INPUT RECORDS
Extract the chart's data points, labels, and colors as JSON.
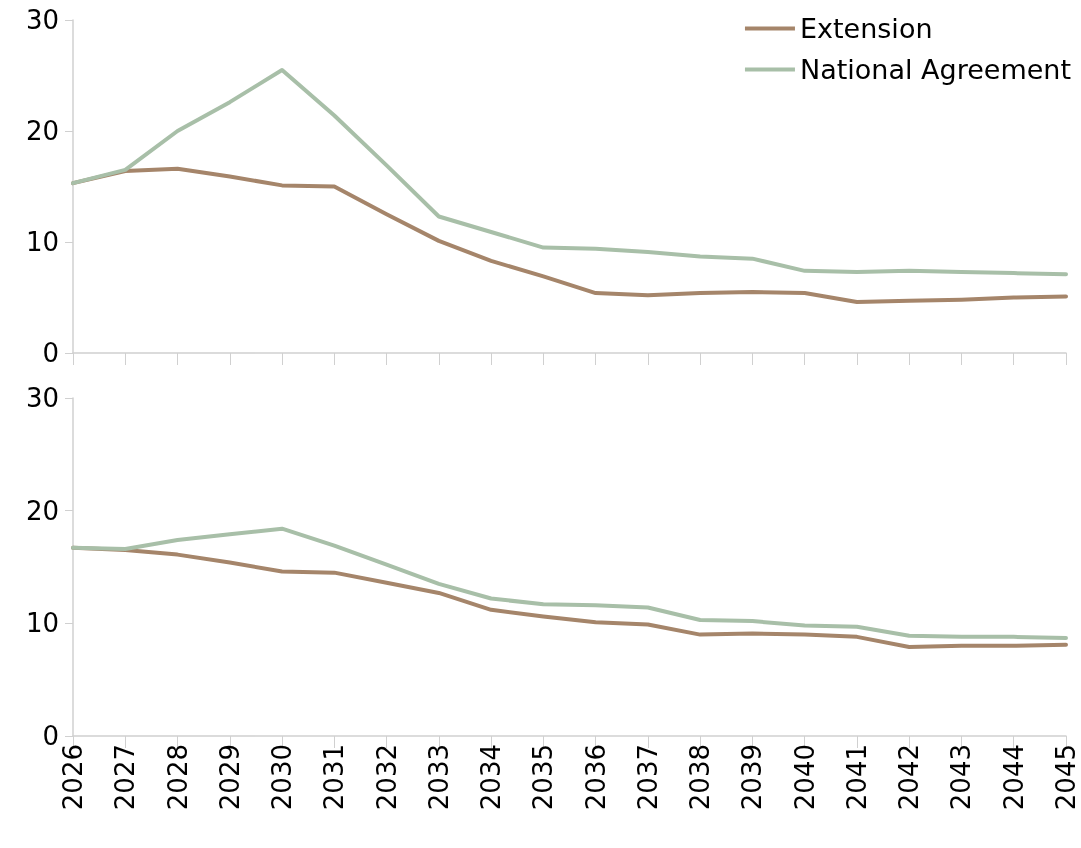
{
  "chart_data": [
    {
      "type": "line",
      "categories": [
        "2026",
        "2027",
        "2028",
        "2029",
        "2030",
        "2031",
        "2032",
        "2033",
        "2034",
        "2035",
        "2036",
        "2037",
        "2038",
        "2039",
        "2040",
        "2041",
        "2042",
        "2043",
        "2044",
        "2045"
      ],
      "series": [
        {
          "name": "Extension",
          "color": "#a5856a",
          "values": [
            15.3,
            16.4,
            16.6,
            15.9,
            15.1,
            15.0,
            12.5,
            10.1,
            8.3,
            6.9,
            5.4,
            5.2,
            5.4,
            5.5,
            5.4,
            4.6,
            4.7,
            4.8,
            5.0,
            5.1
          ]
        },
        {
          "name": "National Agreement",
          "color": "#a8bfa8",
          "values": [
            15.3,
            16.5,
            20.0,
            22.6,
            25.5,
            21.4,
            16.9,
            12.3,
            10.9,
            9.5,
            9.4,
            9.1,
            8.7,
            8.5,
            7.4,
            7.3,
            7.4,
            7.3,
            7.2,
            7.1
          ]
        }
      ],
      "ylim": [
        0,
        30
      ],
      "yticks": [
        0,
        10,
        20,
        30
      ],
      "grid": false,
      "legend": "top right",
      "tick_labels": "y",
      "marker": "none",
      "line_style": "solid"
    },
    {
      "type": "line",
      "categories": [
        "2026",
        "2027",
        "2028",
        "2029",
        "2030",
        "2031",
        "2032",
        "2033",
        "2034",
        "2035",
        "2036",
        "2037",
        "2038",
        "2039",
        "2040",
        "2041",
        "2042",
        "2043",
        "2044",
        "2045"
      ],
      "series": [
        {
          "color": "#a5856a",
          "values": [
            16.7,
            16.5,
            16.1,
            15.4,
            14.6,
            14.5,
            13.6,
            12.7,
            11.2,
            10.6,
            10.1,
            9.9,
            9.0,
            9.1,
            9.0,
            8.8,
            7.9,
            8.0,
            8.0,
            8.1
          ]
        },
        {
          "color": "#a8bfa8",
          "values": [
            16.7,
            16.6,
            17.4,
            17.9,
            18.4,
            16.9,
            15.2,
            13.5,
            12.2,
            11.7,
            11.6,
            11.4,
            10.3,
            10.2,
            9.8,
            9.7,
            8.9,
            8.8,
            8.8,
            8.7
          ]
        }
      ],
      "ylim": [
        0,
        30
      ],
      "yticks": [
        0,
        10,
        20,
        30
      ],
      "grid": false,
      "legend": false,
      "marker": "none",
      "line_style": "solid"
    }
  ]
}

---

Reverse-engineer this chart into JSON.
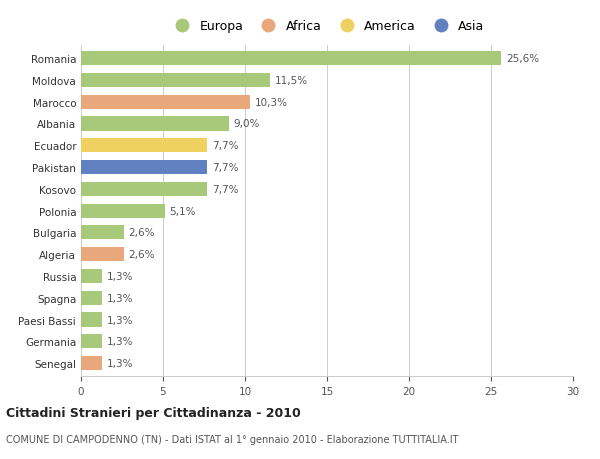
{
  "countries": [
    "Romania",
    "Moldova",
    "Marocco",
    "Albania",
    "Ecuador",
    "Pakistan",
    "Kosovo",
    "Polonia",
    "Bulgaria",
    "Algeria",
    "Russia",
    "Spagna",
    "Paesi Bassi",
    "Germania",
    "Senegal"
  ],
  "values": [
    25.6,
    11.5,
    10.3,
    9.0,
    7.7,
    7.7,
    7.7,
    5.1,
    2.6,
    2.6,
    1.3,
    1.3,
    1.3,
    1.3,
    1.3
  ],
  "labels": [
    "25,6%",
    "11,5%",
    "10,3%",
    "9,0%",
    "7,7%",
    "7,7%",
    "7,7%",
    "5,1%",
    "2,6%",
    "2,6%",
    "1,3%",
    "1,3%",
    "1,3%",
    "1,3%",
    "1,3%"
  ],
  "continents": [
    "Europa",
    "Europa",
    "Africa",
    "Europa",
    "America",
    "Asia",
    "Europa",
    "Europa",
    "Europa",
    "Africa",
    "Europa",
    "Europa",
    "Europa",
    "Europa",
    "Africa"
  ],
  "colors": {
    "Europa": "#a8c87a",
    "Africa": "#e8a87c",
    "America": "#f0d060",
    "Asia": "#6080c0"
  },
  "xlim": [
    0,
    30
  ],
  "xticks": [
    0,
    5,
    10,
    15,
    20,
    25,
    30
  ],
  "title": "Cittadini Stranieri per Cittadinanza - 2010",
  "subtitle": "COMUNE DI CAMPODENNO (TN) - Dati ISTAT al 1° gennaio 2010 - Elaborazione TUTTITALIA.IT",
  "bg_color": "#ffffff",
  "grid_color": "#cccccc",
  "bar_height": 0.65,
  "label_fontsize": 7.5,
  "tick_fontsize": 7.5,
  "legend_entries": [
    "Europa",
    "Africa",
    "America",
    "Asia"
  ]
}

---

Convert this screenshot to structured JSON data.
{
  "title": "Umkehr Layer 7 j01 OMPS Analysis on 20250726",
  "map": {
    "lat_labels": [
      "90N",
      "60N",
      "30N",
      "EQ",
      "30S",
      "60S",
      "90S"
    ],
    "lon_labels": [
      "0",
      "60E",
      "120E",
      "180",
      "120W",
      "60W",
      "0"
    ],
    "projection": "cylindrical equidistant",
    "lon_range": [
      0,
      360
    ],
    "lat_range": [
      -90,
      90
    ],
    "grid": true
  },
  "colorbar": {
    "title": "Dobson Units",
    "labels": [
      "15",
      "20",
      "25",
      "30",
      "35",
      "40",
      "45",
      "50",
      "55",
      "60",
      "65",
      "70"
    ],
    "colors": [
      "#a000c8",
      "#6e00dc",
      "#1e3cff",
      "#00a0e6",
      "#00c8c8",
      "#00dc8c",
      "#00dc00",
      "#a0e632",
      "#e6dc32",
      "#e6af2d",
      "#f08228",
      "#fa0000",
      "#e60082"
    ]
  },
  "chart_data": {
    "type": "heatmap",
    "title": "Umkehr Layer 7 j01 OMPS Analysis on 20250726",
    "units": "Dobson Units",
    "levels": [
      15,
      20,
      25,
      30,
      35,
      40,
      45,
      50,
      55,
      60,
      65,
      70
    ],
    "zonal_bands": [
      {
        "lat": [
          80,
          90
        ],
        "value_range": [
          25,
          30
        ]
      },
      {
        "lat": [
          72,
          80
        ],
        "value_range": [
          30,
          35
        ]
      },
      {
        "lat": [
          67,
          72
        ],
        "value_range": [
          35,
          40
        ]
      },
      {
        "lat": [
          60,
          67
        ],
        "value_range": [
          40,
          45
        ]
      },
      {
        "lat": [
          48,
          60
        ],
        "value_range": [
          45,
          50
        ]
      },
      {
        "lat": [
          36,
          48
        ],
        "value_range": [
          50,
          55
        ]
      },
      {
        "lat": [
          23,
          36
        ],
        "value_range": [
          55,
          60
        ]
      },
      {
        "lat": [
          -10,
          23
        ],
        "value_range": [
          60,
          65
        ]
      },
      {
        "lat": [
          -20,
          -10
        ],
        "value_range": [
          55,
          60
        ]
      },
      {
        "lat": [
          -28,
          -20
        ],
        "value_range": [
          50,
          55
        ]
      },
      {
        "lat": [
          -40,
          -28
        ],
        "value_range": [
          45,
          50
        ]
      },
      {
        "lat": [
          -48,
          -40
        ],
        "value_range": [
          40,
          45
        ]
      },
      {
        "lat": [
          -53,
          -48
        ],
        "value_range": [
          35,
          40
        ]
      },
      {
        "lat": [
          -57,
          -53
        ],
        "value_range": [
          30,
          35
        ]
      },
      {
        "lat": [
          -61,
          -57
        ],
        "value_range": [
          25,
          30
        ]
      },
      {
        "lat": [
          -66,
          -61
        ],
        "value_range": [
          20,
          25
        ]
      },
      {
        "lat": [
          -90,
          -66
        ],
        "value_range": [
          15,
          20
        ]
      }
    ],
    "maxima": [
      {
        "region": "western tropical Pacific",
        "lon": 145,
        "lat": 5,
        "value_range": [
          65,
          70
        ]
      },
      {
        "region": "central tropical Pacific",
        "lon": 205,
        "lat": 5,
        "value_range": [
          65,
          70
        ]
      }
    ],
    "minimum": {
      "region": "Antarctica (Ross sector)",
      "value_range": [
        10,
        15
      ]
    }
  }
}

JOB
In the entries above, how many lines hold the word "Pacific"? State the number and nothing else.

WRITTEN ANSWER
2